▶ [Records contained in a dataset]
****************************************

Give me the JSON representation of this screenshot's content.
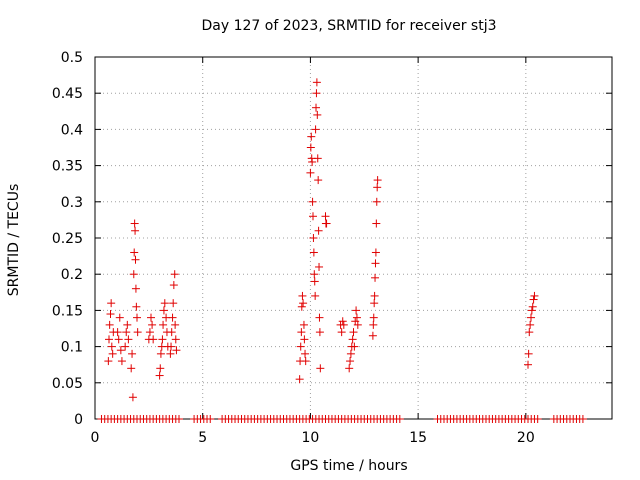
{
  "chart_data": {
    "type": "scatter",
    "title": "Day 127 of 2023, SRMTID for receiver stj3",
    "xlabel": "GPS time / hours",
    "ylabel": "SRMTID / TECUs",
    "xlim": [
      0,
      24
    ],
    "ylim": [
      0,
      0.5
    ],
    "xticks": [
      "0",
      "5",
      "10",
      "15",
      "20"
    ],
    "yticks": [
      "0",
      "0.05",
      "0.1",
      "0.15",
      "0.2",
      "0.25",
      "0.3",
      "0.35",
      "0.4",
      "0.45",
      "0.5"
    ],
    "grid": true,
    "marker": "plus",
    "color": "#e00000",
    "points": [
      [
        0.62,
        0.08
      ],
      [
        0.65,
        0.11
      ],
      [
        0.68,
        0.13
      ],
      [
        0.72,
        0.145
      ],
      [
        0.75,
        0.16
      ],
      [
        0.78,
        0.1
      ],
      [
        0.82,
        0.09
      ],
      [
        0.85,
        0.12
      ],
      [
        1.05,
        0.12
      ],
      [
        1.1,
        0.11
      ],
      [
        1.15,
        0.14
      ],
      [
        1.2,
        0.095
      ],
      [
        1.25,
        0.08
      ],
      [
        1.4,
        0.1
      ],
      [
        1.45,
        0.12
      ],
      [
        1.5,
        0.13
      ],
      [
        1.55,
        0.11
      ],
      [
        1.68,
        0.07
      ],
      [
        1.72,
        0.09
      ],
      [
        1.76,
        0.03
      ],
      [
        1.8,
        0.2
      ],
      [
        1.82,
        0.23
      ],
      [
        1.84,
        0.27
      ],
      [
        1.86,
        0.26
      ],
      [
        1.88,
        0.22
      ],
      [
        1.9,
        0.18
      ],
      [
        1.92,
        0.155
      ],
      [
        1.95,
        0.14
      ],
      [
        1.98,
        0.12
      ],
      [
        2.5,
        0.11
      ],
      [
        2.55,
        0.12
      ],
      [
        2.6,
        0.14
      ],
      [
        2.65,
        0.13
      ],
      [
        2.7,
        0.11
      ],
      [
        3.0,
        0.06
      ],
      [
        3.03,
        0.07
      ],
      [
        3.06,
        0.09
      ],
      [
        3.1,
        0.1
      ],
      [
        3.13,
        0.11
      ],
      [
        3.16,
        0.13
      ],
      [
        3.2,
        0.15
      ],
      [
        3.24,
        0.16
      ],
      [
        3.3,
        0.14
      ],
      [
        3.34,
        0.12
      ],
      [
        3.38,
        0.1
      ],
      [
        3.5,
        0.09
      ],
      [
        3.53,
        0.1
      ],
      [
        3.56,
        0.12
      ],
      [
        3.6,
        0.14
      ],
      [
        3.63,
        0.16
      ],
      [
        3.66,
        0.185
      ],
      [
        3.7,
        0.2
      ],
      [
        3.72,
        0.13
      ],
      [
        3.75,
        0.11
      ],
      [
        3.78,
        0.095
      ],
      [
        9.5,
        0.055
      ],
      [
        9.52,
        0.08
      ],
      [
        9.55,
        0.1
      ],
      [
        9.58,
        0.12
      ],
      [
        9.6,
        0.155
      ],
      [
        9.63,
        0.17
      ],
      [
        9.66,
        0.16
      ],
      [
        9.7,
        0.13
      ],
      [
        9.72,
        0.11
      ],
      [
        9.75,
        0.09
      ],
      [
        9.78,
        0.08
      ],
      [
        10.0,
        0.34
      ],
      [
        10.02,
        0.375
      ],
      [
        10.04,
        0.39
      ],
      [
        10.06,
        0.36
      ],
      [
        10.08,
        0.355
      ],
      [
        10.1,
        0.3
      ],
      [
        10.12,
        0.28
      ],
      [
        10.14,
        0.25
      ],
      [
        10.16,
        0.23
      ],
      [
        10.18,
        0.2
      ],
      [
        10.2,
        0.19
      ],
      [
        10.22,
        0.17
      ],
      [
        10.24,
        0.4
      ],
      [
        10.26,
        0.43
      ],
      [
        10.28,
        0.45
      ],
      [
        10.3,
        0.465
      ],
      [
        10.32,
        0.42
      ],
      [
        10.34,
        0.36
      ],
      [
        10.36,
        0.33
      ],
      [
        10.38,
        0.26
      ],
      [
        10.4,
        0.21
      ],
      [
        10.42,
        0.14
      ],
      [
        10.44,
        0.12
      ],
      [
        10.46,
        0.07
      ],
      [
        10.7,
        0.28
      ],
      [
        10.72,
        0.27
      ],
      [
        10.75,
        0.27
      ],
      [
        11.4,
        0.13
      ],
      [
        11.45,
        0.12
      ],
      [
        11.5,
        0.135
      ],
      [
        11.55,
        0.13
      ],
      [
        11.8,
        0.07
      ],
      [
        11.84,
        0.08
      ],
      [
        11.88,
        0.09
      ],
      [
        11.92,
        0.1
      ],
      [
        11.96,
        0.11
      ],
      [
        12.0,
        0.12
      ],
      [
        12.04,
        0.1
      ],
      [
        12.08,
        0.135
      ],
      [
        12.12,
        0.15
      ],
      [
        12.16,
        0.14
      ],
      [
        12.2,
        0.13
      ],
      [
        12.9,
        0.115
      ],
      [
        12.92,
        0.13
      ],
      [
        12.94,
        0.14
      ],
      [
        12.96,
        0.16
      ],
      [
        12.98,
        0.17
      ],
      [
        13.0,
        0.195
      ],
      [
        13.02,
        0.215
      ],
      [
        13.04,
        0.23
      ],
      [
        13.06,
        0.27
      ],
      [
        13.08,
        0.3
      ],
      [
        13.1,
        0.32
      ],
      [
        13.12,
        0.33
      ],
      [
        20.1,
        0.075
      ],
      [
        20.13,
        0.09
      ],
      [
        20.16,
        0.12
      ],
      [
        20.2,
        0.13
      ],
      [
        20.24,
        0.14
      ],
      [
        20.28,
        0.15
      ],
      [
        20.32,
        0.155
      ],
      [
        20.36,
        0.165
      ],
      [
        20.4,
        0.17
      ]
    ],
    "zero_points_x": [
      0.3,
      0.45,
      0.6,
      0.75,
      0.9,
      1.05,
      1.2,
      1.35,
      1.5,
      1.65,
      1.8,
      1.95,
      2.1,
      2.25,
      2.4,
      2.55,
      2.7,
      2.85,
      3.0,
      3.15,
      3.3,
      3.45,
      3.6,
      3.75,
      3.9,
      4.6,
      4.75,
      4.9,
      5.05,
      5.2,
      5.35,
      5.9,
      6.05,
      6.2,
      6.35,
      6.5,
      6.65,
      6.8,
      6.95,
      7.1,
      7.25,
      7.4,
      7.55,
      7.7,
      7.85,
      8.0,
      8.15,
      8.3,
      8.45,
      8.6,
      8.75,
      8.9,
      9.05,
      9.2,
      9.35,
      9.5,
      9.65,
      9.8,
      9.95,
      10.1,
      10.25,
      10.4,
      10.55,
      10.7,
      10.85,
      11.0,
      11.15,
      11.3,
      11.45,
      11.6,
      11.75,
      11.9,
      12.05,
      12.2,
      12.35,
      12.5,
      12.65,
      12.8,
      12.95,
      13.1,
      13.25,
      13.4,
      13.55,
      13.7,
      13.85,
      14.0,
      14.15,
      15.9,
      16.05,
      16.2,
      16.35,
      16.5,
      16.65,
      16.8,
      16.95,
      17.1,
      17.25,
      17.4,
      17.55,
      17.7,
      17.85,
      18.0,
      18.15,
      18.3,
      18.45,
      18.6,
      18.75,
      18.9,
      19.05,
      19.2,
      19.35,
      19.5,
      19.65,
      19.8,
      19.95,
      20.1,
      20.25,
      20.4,
      20.55,
      21.3,
      21.45,
      21.6,
      21.75,
      21.9,
      22.05,
      22.2,
      22.35,
      22.5,
      22.65
    ]
  }
}
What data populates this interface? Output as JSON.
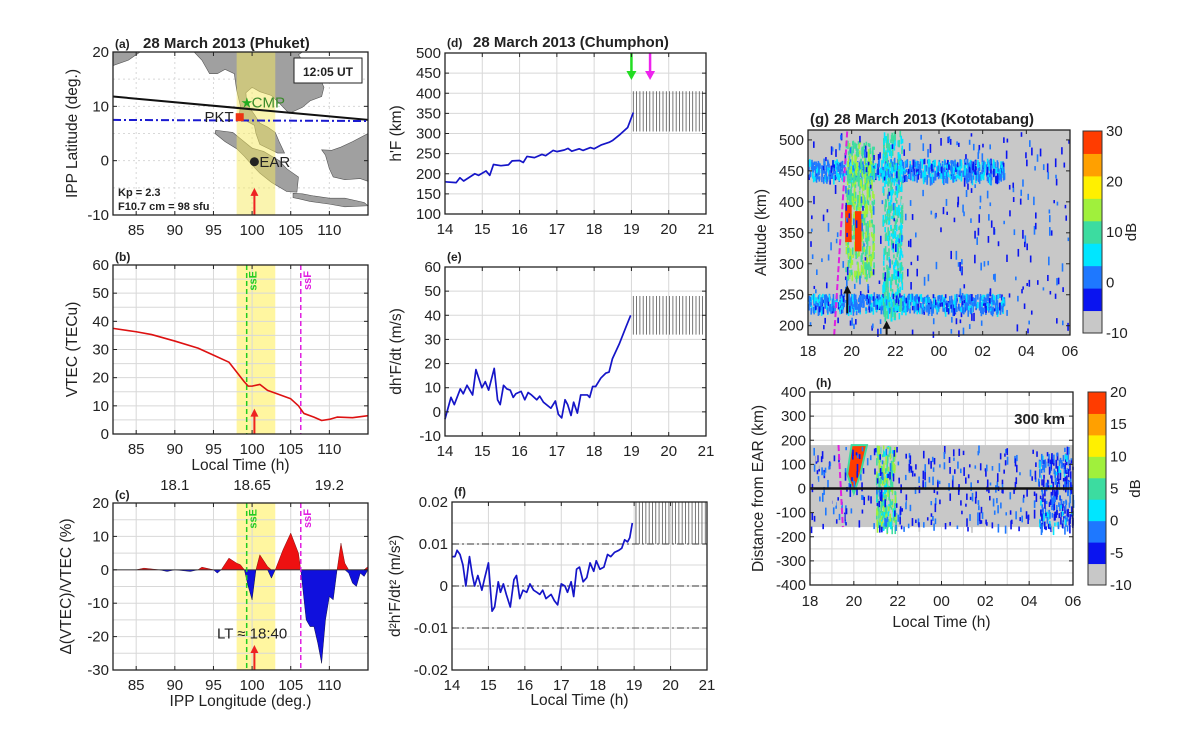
{
  "colors": {
    "vtec": "#dd1111",
    "positive": "#ee1111",
    "negative": "#1010dd",
    "line": "#1515c8",
    "ssE": "#22cc22",
    "ssF": "#e020e0",
    "band": "#fff6a0",
    "land": "#a0a0a0",
    "no_data": "#c8c8c8"
  },
  "colormap": [
    "#c8c8c8",
    "#0a14f0",
    "#1e78ff",
    "#00e6ff",
    "#3cdca0",
    "#a0f03c",
    "#fff000",
    "#ffa000",
    "#ff3c00"
  ],
  "chart_data": [
    {
      "panel": "(a)",
      "type": "scatter",
      "title": "28 March 2013 (Phuket)",
      "ylabel": "IPP Latitude (deg.)",
      "xlim": [
        82,
        115
      ],
      "ylim": [
        -10,
        20
      ],
      "xticks": [
        85,
        90,
        95,
        100,
        105,
        110
      ],
      "yticks": [
        20,
        10,
        0,
        -10
      ],
      "time_label": "12:05 UT",
      "kp": "Kp = 2.3",
      "f107": "F10.7 cm = 98 sfu",
      "highlight_band": [
        98,
        103
      ],
      "stations": [
        {
          "name": "CMP",
          "lon": 99.3,
          "lat": 10.7,
          "marker": "star",
          "color": "#22aa22"
        },
        {
          "name": "PKT",
          "lon": 98.4,
          "lat": 8.0,
          "marker": "square",
          "color": "#ee3311"
        },
        {
          "name": "EAR",
          "lon": 100.3,
          "lat": -0.2,
          "marker": "circle",
          "color": "#222222"
        }
      ],
      "magnetic_equator_line": [
        [
          82,
          11.8
        ],
        [
          115,
          7.5
        ]
      ],
      "pkt_latitude_line": [
        [
          82,
          7.5
        ],
        [
          115,
          7.3
        ]
      ],
      "arrow_lon": 100.3
    },
    {
      "panel": "(b)",
      "type": "line",
      "ylabel": "VTEC (TECu)",
      "xlabel": "Local Time (h)",
      "xlim": [
        82,
        115
      ],
      "ylim": [
        0,
        60
      ],
      "xticks": [
        85,
        90,
        95,
        100,
        105,
        110
      ],
      "yticks": [
        60,
        50,
        40,
        30,
        20,
        10,
        0
      ],
      "highlight_band": [
        98,
        103
      ],
      "markers": [
        {
          "label": "ssE",
          "x": 99.3
        },
        {
          "label": "ssF",
          "x": 106.3
        }
      ],
      "arrow_x": 100.3,
      "x": [
        82,
        85,
        87,
        90,
        93,
        95,
        97,
        98,
        99,
        99.5,
        100,
        101,
        102,
        103,
        105,
        106,
        106.7,
        108,
        109,
        110,
        111,
        113,
        115
      ],
      "y": [
        37.5,
        36.3,
        35.3,
        33,
        30.5,
        28,
        25.5,
        22,
        18.5,
        17,
        17,
        17.6,
        15.5,
        14.5,
        12.5,
        10,
        7.3,
        6,
        4.8,
        5.2,
        6,
        5.8,
        6.5
      ]
    },
    {
      "panel": "(c)",
      "type": "area",
      "ylabel": "Δ(VTEC)/VTEC (%)",
      "xlabel": "IPP Longitude (deg.)",
      "xlim": [
        82,
        115
      ],
      "ylim": [
        -30,
        20
      ],
      "xticks": [
        85,
        90,
        95,
        100,
        105,
        110
      ],
      "yticks": [
        20,
        10,
        0,
        -10,
        -20,
        -30
      ],
      "top_axis": {
        "ticks_lon": [
          90,
          100,
          110
        ],
        "labels": [
          "18.1",
          "18.65",
          "19.2"
        ]
      },
      "highlight_band": [
        98,
        103
      ],
      "markers": [
        {
          "label": "ssE",
          "x": 99.3
        },
        {
          "label": "ssF",
          "x": 106.3
        }
      ],
      "arrow_x": 100.3,
      "annotation": "LT ≈ 18:40",
      "x": [
        82,
        85,
        86,
        88,
        89,
        90,
        92,
        93,
        93.5,
        95,
        95.5,
        96,
        97,
        98,
        98.5,
        99,
        99.5,
        100,
        100.5,
        101,
        102,
        102.5,
        103,
        104,
        105,
        106,
        106.3,
        107,
        107.5,
        108,
        108.5,
        109,
        109.5,
        110,
        110.5,
        111,
        111.5,
        112,
        112.5,
        113,
        113.5,
        114,
        114.5,
        115
      ],
      "y": [
        0,
        0,
        0.5,
        0,
        -0.5,
        0,
        -0.5,
        0,
        0.8,
        0,
        -1,
        0,
        3.5,
        2,
        1.5,
        0,
        -5,
        -9,
        0,
        4.5,
        1,
        -2.5,
        0,
        6,
        11,
        5,
        0,
        -15,
        -17,
        -17,
        -22,
        -28,
        -15,
        -8,
        -9,
        0,
        8,
        2,
        -1,
        -4,
        -5,
        -1,
        -2,
        1
      ]
    },
    {
      "panel": "(d)",
      "type": "line",
      "title": "28 March 2013 (Chumphon)",
      "ylabel": "h'F (km)",
      "xlim": [
        14,
        21
      ],
      "ylim": [
        100,
        500
      ],
      "xticks": [
        14,
        15,
        16,
        17,
        18,
        19,
        20,
        21
      ],
      "yticks": [
        500,
        450,
        400,
        350,
        300,
        250,
        200,
        150,
        100
      ],
      "hatched_region": {
        "x": [
          19.05,
          21
        ],
        "y": [
          305,
          405
        ]
      },
      "arrows": [
        {
          "x": 19.0,
          "color": "#22dd22"
        },
        {
          "x": 19.5,
          "color": "#ee22ee"
        }
      ],
      "x": [
        14,
        14.3,
        14.4,
        14.5,
        14.8,
        14.9,
        15.1,
        15.2,
        15.3,
        15.5,
        15.7,
        15.8,
        16,
        16.1,
        16.2,
        16.4,
        16.6,
        16.7,
        16.9,
        17,
        17.2,
        17.3,
        17.4,
        17.6,
        17.7,
        17.9,
        18,
        18.2,
        18.4,
        18.5,
        18.7,
        18.9,
        19.05
      ],
      "y": [
        180,
        178,
        190,
        182,
        200,
        196,
        207,
        196,
        223,
        220,
        222,
        232,
        233,
        228,
        243,
        240,
        248,
        245,
        258,
        255,
        259,
        263,
        256,
        262,
        258,
        265,
        262,
        272,
        278,
        283,
        298,
        315,
        352
      ]
    },
    {
      "panel": "(e)",
      "type": "line",
      "ylabel": "dh'F/dt (m/s)",
      "xlim": [
        14,
        21
      ],
      "ylim": [
        -10,
        60
      ],
      "xticks": [
        14,
        15,
        16,
        17,
        18,
        19,
        20,
        21
      ],
      "yticks": [
        60,
        50,
        40,
        30,
        20,
        10,
        0,
        -10
      ],
      "hatched_region": {
        "x": [
          19.05,
          21
        ],
        "y": [
          32,
          48
        ]
      },
      "x": [
        14,
        14.16,
        14.25,
        14.41,
        14.49,
        14.59,
        14.74,
        14.83,
        14.99,
        15.08,
        15.17,
        15.32,
        15.41,
        15.48,
        15.57,
        15.66,
        15.75,
        15.83,
        15.9,
        16.04,
        16.14,
        16.23,
        16.32,
        16.46,
        16.54,
        16.64,
        16.84,
        16.96,
        17.04,
        17.13,
        17.22,
        17.29,
        17.38,
        17.45,
        17.55,
        17.64,
        17.82,
        17.88,
        17.96,
        18.04,
        18.18,
        18.31,
        18.4,
        18.49,
        18.67,
        18.85,
        18.98
      ],
      "y": [
        -3,
        6,
        3,
        9.5,
        7.5,
        11,
        7,
        17.5,
        10,
        12.5,
        9,
        18,
        5,
        3,
        11,
        9.5,
        9,
        6,
        7.5,
        8.5,
        5,
        8,
        7,
        5,
        6.5,
        4,
        1.5,
        4.5,
        -1,
        -2.5,
        5,
        3,
        -1.5,
        4,
        -0.5,
        7,
        7,
        6,
        10.5,
        10.5,
        14,
        16,
        16.5,
        22,
        28,
        35,
        40
      ]
    },
    {
      "panel": "(f)",
      "type": "line",
      "ylabel": "d²h'F/dt² (m/s²)",
      "xlabel": "Local Time (h)",
      "xlim": [
        14,
        21
      ],
      "ylim": [
        -0.02,
        0.02
      ],
      "xticks": [
        14,
        15,
        16,
        17,
        18,
        19,
        20,
        21
      ],
      "yticks": [
        "0.02",
        "0.01",
        "0",
        "-0.01",
        "-0.02"
      ],
      "reference_lines": [
        0.01,
        0,
        -0.01
      ],
      "hatched_region": {
        "x": [
          19.05,
          21
        ],
        "y": [
          0.01,
          0.02
        ]
      },
      "x": [
        14,
        14.08,
        14.14,
        14.22,
        14.3,
        14.38,
        14.48,
        14.55,
        14.62,
        14.71,
        14.82,
        14.9,
        15,
        15.1,
        15.17,
        15.27,
        15.33,
        15.41,
        15.49,
        15.6,
        15.7,
        15.77,
        15.86,
        15.95,
        16.05,
        16.14,
        16.24,
        16.33,
        16.41,
        16.49,
        16.58,
        16.72,
        16.81,
        16.9,
        17,
        17.1,
        17.17,
        17.27,
        17.34,
        17.42,
        17.5,
        17.6,
        17.7,
        17.79,
        17.89,
        17.96,
        18.06,
        18.17,
        18.27,
        18.36,
        18.46,
        18.58,
        18.66,
        18.74,
        18.82,
        18.88,
        18.95
      ],
      "y": [
        0.007,
        0.007,
        0.0085,
        0.0075,
        0.005,
        0,
        0.007,
        0.003,
        0,
        0.0025,
        -0.001,
        0.002,
        0.0055,
        -0.006,
        -0.005,
        0.001,
        -0.0015,
        0.0005,
        -0.002,
        -0.005,
        0.0015,
        0.0025,
        -0.003,
        -0.001,
        -0.0015,
        0.0005,
        -0.001,
        -0.0015,
        -0.002,
        -0.001,
        -0.003,
        -0.002,
        -0.0035,
        -0.0045,
        0.0005,
        0,
        -0.0015,
        0.001,
        -0.0025,
        0.004,
        0.0045,
        0.001,
        0.002,
        0.0055,
        0.0035,
        0.006,
        0.004,
        0.0045,
        0.0075,
        0.007,
        0.008,
        0.0085,
        0.009,
        0.011,
        0.0105,
        0.0115,
        0.015
      ]
    },
    {
      "panel": "(g)",
      "type": "heatmap",
      "title": "28 March 2013 (Kototabang)",
      "ylabel": "Altitude (km)",
      "xlim": [
        "18",
        "06"
      ],
      "ylim": [
        185,
        516
      ],
      "xtick_labels": [
        "18",
        "20",
        "22",
        "00",
        "02",
        "04",
        "06"
      ],
      "yticks": [
        500,
        450,
        400,
        350,
        300,
        250,
        200
      ],
      "colorbar": {
        "range": [
          -10,
          30
        ],
        "ticks": [
          30,
          20,
          10,
          0,
          -10
        ],
        "label": "dB"
      }
    },
    {
      "panel": "(h)",
      "type": "heatmap",
      "ylabel": "Distance from EAR (km)",
      "xlabel": "Local Time (h)",
      "annotation": "300 km",
      "xlim": [
        "18",
        "06"
      ],
      "ylim": [
        -400,
        400
      ],
      "xtick_labels": [
        "18",
        "20",
        "22",
        "00",
        "02",
        "04",
        "06"
      ],
      "yticks": [
        400,
        300,
        200,
        100,
        0,
        -100,
        -200,
        -300,
        -400
      ],
      "data_coverage_km": [
        -160,
        180
      ],
      "colorbar": {
        "range": [
          -10,
          20
        ],
        "ticks": [
          20,
          15,
          10,
          5,
          0,
          -5,
          -10
        ],
        "label": "dB"
      }
    }
  ]
}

****************************************

▶ [WRITTEN TASK] Every line of the records that includes the word "annotation" should be gathered.

▶ [RESPONSE TO THIS EXERCISE]
      "annotation": "LT ≈ 18:40",
      "annotation": "300 km",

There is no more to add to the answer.